Records

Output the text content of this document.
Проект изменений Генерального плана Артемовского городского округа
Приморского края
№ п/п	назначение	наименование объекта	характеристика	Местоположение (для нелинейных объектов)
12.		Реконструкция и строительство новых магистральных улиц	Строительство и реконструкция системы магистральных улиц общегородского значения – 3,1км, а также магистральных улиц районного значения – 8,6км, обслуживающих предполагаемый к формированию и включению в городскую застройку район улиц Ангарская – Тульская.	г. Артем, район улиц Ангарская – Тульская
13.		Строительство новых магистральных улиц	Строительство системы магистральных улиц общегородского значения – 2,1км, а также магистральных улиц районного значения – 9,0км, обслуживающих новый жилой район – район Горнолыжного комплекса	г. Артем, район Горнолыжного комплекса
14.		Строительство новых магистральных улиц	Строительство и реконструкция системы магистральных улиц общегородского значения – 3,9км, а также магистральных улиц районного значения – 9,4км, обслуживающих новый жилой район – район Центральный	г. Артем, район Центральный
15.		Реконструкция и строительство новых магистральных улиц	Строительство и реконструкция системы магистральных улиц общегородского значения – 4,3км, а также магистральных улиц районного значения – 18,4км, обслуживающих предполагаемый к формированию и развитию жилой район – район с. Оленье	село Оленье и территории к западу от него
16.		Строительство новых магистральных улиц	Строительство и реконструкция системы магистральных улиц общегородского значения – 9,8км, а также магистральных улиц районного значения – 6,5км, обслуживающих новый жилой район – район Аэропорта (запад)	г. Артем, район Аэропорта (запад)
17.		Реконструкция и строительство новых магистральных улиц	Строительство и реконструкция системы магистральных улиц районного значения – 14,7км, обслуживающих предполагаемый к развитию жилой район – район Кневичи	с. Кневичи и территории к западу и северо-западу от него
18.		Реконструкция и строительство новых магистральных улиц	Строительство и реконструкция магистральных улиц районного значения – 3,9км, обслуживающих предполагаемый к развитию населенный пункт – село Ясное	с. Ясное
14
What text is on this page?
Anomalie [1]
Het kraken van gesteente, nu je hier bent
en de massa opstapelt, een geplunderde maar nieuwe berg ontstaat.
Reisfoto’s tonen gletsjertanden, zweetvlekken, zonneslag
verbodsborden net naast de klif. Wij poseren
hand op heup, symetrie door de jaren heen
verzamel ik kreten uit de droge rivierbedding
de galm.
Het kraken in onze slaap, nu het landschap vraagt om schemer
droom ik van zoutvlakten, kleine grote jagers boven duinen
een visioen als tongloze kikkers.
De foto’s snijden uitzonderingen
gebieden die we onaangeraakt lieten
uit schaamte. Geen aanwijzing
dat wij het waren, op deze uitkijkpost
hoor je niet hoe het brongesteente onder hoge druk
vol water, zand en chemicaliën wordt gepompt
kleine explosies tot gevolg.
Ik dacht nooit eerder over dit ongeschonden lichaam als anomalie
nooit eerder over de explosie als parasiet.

What is being asked: Give the number of lines above in which the word "over" occurs, with nothing else.

Answer for the task: 2